- [Do this]:
All entries must be extracted exactly, with nothing added or dropped.

- [Task input]:

################

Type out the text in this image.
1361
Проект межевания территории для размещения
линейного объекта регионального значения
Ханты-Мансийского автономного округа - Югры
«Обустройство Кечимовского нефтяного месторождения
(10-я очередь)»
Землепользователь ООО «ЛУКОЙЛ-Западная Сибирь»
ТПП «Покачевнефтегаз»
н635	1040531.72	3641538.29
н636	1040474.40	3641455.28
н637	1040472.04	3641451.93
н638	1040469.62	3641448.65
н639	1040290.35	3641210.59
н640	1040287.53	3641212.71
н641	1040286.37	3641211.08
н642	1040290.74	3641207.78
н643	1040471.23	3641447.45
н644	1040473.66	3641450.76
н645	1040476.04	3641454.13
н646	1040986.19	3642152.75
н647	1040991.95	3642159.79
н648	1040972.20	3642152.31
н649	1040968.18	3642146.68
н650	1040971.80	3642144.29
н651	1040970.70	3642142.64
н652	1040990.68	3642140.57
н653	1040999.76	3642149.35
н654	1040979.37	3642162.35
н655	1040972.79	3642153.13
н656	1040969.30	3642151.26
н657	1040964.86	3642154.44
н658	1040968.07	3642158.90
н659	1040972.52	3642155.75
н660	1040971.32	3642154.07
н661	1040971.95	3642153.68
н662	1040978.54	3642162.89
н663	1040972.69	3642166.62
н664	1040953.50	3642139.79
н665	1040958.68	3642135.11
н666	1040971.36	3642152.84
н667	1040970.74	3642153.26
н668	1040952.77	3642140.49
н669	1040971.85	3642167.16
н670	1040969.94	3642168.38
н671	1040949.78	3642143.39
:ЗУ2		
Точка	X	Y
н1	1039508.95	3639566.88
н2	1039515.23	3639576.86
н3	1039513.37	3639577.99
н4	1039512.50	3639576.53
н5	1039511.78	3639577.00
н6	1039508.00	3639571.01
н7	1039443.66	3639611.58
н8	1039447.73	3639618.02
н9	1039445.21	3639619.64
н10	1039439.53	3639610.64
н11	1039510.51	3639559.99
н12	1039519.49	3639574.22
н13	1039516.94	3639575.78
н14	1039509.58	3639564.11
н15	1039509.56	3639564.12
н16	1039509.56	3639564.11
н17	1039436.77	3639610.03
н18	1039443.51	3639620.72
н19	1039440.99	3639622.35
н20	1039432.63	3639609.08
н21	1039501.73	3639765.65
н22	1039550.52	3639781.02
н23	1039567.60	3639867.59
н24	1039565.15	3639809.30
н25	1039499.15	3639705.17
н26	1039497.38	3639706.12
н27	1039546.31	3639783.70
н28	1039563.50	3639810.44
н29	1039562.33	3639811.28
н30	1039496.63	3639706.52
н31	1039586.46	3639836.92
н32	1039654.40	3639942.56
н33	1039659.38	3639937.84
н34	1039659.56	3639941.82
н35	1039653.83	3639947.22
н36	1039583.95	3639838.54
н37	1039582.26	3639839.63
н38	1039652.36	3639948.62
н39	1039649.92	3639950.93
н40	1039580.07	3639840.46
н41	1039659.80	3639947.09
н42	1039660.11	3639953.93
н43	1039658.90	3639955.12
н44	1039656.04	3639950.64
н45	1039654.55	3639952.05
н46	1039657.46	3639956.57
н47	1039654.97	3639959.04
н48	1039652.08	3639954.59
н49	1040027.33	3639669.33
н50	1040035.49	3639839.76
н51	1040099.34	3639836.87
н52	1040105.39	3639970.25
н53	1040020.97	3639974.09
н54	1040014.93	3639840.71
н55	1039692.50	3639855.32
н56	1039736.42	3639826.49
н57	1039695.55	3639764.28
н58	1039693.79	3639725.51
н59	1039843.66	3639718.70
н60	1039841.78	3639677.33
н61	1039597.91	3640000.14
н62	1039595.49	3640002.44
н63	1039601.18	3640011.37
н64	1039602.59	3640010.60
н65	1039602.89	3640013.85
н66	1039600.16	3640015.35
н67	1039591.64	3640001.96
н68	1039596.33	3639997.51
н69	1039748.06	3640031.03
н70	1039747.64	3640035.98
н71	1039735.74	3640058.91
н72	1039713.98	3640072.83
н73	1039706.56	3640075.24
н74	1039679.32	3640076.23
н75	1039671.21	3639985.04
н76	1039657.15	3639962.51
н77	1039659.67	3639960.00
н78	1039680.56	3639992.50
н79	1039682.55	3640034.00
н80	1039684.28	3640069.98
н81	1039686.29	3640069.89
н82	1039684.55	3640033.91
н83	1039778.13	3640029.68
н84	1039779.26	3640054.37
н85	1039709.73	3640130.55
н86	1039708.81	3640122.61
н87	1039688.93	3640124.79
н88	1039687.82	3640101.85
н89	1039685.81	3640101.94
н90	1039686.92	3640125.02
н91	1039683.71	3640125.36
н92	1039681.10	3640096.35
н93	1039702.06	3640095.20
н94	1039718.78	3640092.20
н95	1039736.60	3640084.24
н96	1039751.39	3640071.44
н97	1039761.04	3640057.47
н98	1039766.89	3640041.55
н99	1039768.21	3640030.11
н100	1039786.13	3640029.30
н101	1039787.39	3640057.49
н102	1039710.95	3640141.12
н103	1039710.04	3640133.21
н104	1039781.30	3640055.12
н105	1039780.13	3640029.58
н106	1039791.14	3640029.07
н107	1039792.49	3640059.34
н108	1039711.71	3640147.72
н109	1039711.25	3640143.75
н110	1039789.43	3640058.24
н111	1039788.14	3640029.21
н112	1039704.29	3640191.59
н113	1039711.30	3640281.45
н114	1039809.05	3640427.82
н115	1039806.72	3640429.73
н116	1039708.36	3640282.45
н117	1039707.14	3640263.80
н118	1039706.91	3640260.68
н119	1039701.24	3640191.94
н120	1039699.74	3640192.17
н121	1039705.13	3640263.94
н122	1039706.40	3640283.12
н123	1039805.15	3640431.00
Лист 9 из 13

################

- [Result for this exercise]:
Type out the text in this image.
1361
Проект межевания территории для размещения
линейного объекта регионального значения
Ханты-Мансийского автономного округа - Югры
«Обустройство Кечимовского нефтяного месторождения
(10-я очередь)»
Землепользователь ООО «ЛУКОЙЛ-Западная Сибирь»
ТПП «Покачевнефтегаз»
н635	1040531.72	3641538.29
н636	1040474.40	3641455.28
н637	1040472.04	3641451.93
н638	1040469.62	3641448.65
н639	1040290.35	3641210.59
н640	1040287.53	3641212.71
н641	1040286.37	3641211.08
н642	1040290.74	3641207.78
н643	1040471.23	3641447.45
н644	1040473.66	3641450.76
н645	1040476.04	3641454.13
н646	1040986.19	3642152.75
н647	1040991.95	3642159.79
н648	1040972.20	3642152.31
н649	1040968.18	3642146.68
н650	1040971.80	3642144.29
н651	1040970.70	3642142.64
н652	1040990.68	3642140.57
н653	1040999.76	3642149.35
н654	1040979.37	3642162.35
н655	1040972.79	3642153.13
н656	1040969.30	3642151.26
н657	1040964.86	3642154.44
н658	1040968.07	3642158.90
н659	1040972.52	3642155.75
н660	1040971.32	3642154.07
н661	1040971.95	3642153.68
н662	1040978.54	3642162.89
н663	1040972.69	3642166.62
н664	1040953.50	3642139.79
н665	1040958.68	3642135.11
н666	1040971.36	3642152.84
н667	1040970.74	3642153.26
н668	1040952.77	3642140.49
н669	1040971.85	3642167.16
н670	1040969.94	3642168.38
н671	1040949.78	3642143.39
:ЗУ2		
Точка	X	Y
н1	1039508.95	3639566.88
н2	1039515.23	3639576.86
н3	1039513.37	3639577.99
н4	1039512.50	3639576.53
н5	1039511.78	3639577.00
н6	1039508.00	3639571.01
н7	1039443.66	3639611.58
н8	1039447.73	3639618.02
н9	1039445.21	3639619.64
н10	1039439.53	3639610.64
н11	1039510.51	3639559.99
н12	1039519.49	3639574.22
н13	1039516.94	3639575.78
н14	1039509.58	3639564.11
н15	1039509.56	3639564.12
н16	1039509.56	3639564.11
н17	1039436.77	3639610.03
н18	1039443.51	3639620.72
н19	1039440.99	3639622.35
н20	1039432.63	3639609.08
н21	1039501.73	3639765.65
н22	1039550.52	3639781.02
н23	1039567.60	3639867.59
н24	1039565.15	3639809.30
н25	1039499.15	3639705.17
н26	1039497.38	3639706.12
н27	1039546.31	3639783.70
н28	1039563.50	3639810.44
н29	1039562.33	3639811.28
н30	1039496.63	3639706.52
н31	1039586.46	3639836.92
н32	1039654.40	3639942.56
н33	1039659.38	3639937.84
н34	1039659.56	3639941.82
н35	1039653.83	3639947.22
н36	1039583.95	3639838.54
н37	1039582.26	3639839.63
н38	1039652.36	3639948.62
н39	1039649.92	3639950.93
н40	1039580.07	3639840.46
н41	1039659.80	3639947.09
н42	1039660.11	3639953.93
н43	1039658.90	3639955.12
н44	1039656.04	3639950.64
н45	1039654.55	3639952.05
н46	1039657.46	3639956.57
н47	1039654.97	3639959.04
н48	1039652.08	3639954.59
н49	1040027.33	3639669.33
н50	1040035.49	3639839.76
н51	1040099.34	3639836.87
н52	1040105.39	3639970.25
н53	1040020.97	3639974.09
н54	1040014.93	3639840.71
н55	1039692.50	3639855.32
н56	1039736.42	3639826.49
н57	1039695.55	3639764.28
н58	1039693.79	3639725.51
н59	1039843.66	3639718.70
н60	1039841.78	3639677.33
н61	1039597.91	3640000.14
н62	1039595.49	3640002.44
н63	1039601.18	3640011.37
н64	1039602.59	3640010.60
н65	1039602.89	3640013.85
н66	1039600.16	3640015.35
н67	1039591.64	3640001.96
н68	1039596.33	3639997.51
н69	1039748.06	3640031.03
н70	1039747.64	3640035.98
н71	1039735.74	3640058.91
н72	1039713.98	3640072.83
н73	1039706.56	3640075.24
н74	1039679.32	3640076.23
н75	1039671.21	3639985.04
н76	1039657.15	3639962.51
н77	1039659.67	3639960.00
н78	1039680.56	3639992.50
н79	1039682.55	3640034.00
н80	1039684.28	3640069.98
н81	1039686.29	3640069.89
н82	1039684.55	3640033.91
н83	1039778.13	3640029.68
н84	1039779.26	3640054.37
н85	1039709.73	3640130.55
н86	1039708.81	3640122.61
н87	1039688.93	3640124.79
н88	1039687.82	3640101.85
н89	1039685.81	3640101.94
н90	1039686.92	3640125.02
н91	1039683.71	3640125.36
н92	1039681.10	3640096.35
н93	1039702.06	3640095.20
н94	1039718.78	3640092.20
н95	1039736.60	3640084.24
н96	1039751.39	3640071.44
н97	1039761.04	3640057.47
н98	1039766.89	3640041.55
н99	1039768.21	3640030.11
н100	1039786.13	3640029.30
н101	1039787.39	3640057.49
н102	1039710.95	3640141.12
н103	1039710.04	3640133.21
н104	1039781.30	3640055.12
н105	1039780.13	3640029.58
н106	1039791.14	3640029.07
н107	1039792.49	3640059.34
н108	1039711.71	3640147.72
н109	1039711.25	3640143.75
н110	1039789.43	3640058.24
н111	1039788.14	3640029.21
н112	1039704.29	3640191.59
н113	1039711.30	3640281.45
н114	1039809.05	3640427.82
н115	1039806.72	3640429.73
н116	1039708.36	3640282.45
н117	1039707.14	3640263.80
н118	1039706.91	3640260.68
н119	1039701.24	3640191.94
н120	1039699.74	3640192.17
н121	1039705.13	3640263.94
н122	1039706.40	3640283.12
н123	1039805.15	3640431.00
Лист 9 из 13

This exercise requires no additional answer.